WHAT THE TASK REQUIRES: You are to retype exactly the line with "Output the text content of this document." and every line after it in the entries below.

(DATA)

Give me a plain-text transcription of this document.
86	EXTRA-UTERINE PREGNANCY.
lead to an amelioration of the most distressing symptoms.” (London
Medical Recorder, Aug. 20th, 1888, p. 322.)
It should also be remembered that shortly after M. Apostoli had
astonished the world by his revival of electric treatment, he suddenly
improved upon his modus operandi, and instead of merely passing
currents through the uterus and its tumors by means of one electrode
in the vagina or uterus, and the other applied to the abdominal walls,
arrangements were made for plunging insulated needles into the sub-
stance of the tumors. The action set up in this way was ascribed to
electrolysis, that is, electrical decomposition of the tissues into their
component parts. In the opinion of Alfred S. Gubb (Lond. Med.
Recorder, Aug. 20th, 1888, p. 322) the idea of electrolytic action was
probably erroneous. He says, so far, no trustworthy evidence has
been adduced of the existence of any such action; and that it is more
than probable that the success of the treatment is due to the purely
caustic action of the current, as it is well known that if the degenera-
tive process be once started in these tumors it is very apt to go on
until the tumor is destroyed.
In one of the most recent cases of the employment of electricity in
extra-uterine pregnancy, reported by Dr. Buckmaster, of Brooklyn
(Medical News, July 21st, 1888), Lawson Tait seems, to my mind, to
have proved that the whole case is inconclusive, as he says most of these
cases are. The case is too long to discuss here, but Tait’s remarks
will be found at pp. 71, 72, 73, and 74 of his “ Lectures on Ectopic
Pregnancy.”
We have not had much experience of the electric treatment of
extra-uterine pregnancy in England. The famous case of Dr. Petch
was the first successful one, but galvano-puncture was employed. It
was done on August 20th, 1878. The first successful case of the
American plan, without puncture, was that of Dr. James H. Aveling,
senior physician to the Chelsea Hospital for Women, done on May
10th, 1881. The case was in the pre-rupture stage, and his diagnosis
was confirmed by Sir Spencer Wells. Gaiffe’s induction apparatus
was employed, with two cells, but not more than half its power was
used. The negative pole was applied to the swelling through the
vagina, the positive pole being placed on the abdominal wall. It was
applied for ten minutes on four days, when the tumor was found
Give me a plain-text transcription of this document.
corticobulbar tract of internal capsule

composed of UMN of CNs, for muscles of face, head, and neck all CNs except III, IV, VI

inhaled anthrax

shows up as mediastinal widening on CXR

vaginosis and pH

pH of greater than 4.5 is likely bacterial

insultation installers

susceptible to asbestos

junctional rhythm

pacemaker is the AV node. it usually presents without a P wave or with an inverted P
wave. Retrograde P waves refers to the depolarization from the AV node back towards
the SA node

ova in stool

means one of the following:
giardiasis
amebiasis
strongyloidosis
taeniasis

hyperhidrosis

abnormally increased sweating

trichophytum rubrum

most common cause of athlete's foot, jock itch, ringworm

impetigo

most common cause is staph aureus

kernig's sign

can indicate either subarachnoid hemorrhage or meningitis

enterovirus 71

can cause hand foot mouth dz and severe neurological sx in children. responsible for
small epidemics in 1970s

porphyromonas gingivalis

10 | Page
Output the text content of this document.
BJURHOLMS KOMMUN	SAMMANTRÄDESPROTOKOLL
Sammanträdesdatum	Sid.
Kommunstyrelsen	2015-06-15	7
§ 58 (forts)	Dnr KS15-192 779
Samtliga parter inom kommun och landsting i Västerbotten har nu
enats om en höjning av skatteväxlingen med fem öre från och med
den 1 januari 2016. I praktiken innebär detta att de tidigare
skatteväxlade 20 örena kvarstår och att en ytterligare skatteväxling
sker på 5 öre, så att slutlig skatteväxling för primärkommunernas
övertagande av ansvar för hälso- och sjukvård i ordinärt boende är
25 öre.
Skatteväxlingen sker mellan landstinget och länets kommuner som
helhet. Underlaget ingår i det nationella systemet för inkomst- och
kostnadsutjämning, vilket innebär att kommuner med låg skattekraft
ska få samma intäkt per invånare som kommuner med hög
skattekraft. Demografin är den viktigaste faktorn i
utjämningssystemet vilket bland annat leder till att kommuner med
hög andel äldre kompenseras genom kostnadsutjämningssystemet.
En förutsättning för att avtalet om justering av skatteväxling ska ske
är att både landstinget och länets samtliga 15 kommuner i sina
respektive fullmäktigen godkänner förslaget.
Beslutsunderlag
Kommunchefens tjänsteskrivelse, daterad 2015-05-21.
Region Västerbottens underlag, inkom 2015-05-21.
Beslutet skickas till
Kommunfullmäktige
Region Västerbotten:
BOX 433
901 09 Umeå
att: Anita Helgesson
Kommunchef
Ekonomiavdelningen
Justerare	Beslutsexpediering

(End DATA)

RESULT:
Output the text content of this document.
BJURHOLMS KOMMUN	SAMMANTRÄDESPROTOKOLL
Sammanträdesdatum	Sid.
Kommunstyrelsen	2015-06-15	7
§ 58 (forts)	Dnr KS15-192 779
Samtliga parter inom kommun och landsting i Västerbotten har nu
enats om en höjning av skatteväxlingen med fem öre från och med
den 1 januari 2016. I praktiken innebär detta att de tidigare
skatteväxlade 20 örena kvarstår och att en ytterligare skatteväxling
sker på 5 öre, så att slutlig skatteväxling för primärkommunernas
övertagande av ansvar för hälso- och sjukvård i ordinärt boende är
25 öre.
Skatteväxlingen sker mellan landstinget och länets kommuner som
helhet. Underlaget ingår i det nationella systemet för inkomst- och
kostnadsutjämning, vilket innebär att kommuner med låg skattekraft
ska få samma intäkt per invånare som kommuner med hög
skattekraft. Demografin är den viktigaste faktorn i
utjämningssystemet vilket bland annat leder till att kommuner med
hög andel äldre kompenseras genom kostnadsutjämningssystemet.
En förutsättning för att avtalet om justering av skatteväxling ska ske
är att både landstinget och länets samtliga 15 kommuner i sina
respektive fullmäktigen godkänner förslaget.
Beslutsunderlag
Kommunchefens tjänsteskrivelse, daterad 2015-05-21.
Region Västerbottens underlag, inkom 2015-05-21.
Beslutet skickas till
Kommunfullmäktige
Region Västerbotten:
BOX 433
901 09 Umeå
att: Anita Helgesson
Kommunchef
Ekonomiavdelningen
Justerare	Beslutsexpediering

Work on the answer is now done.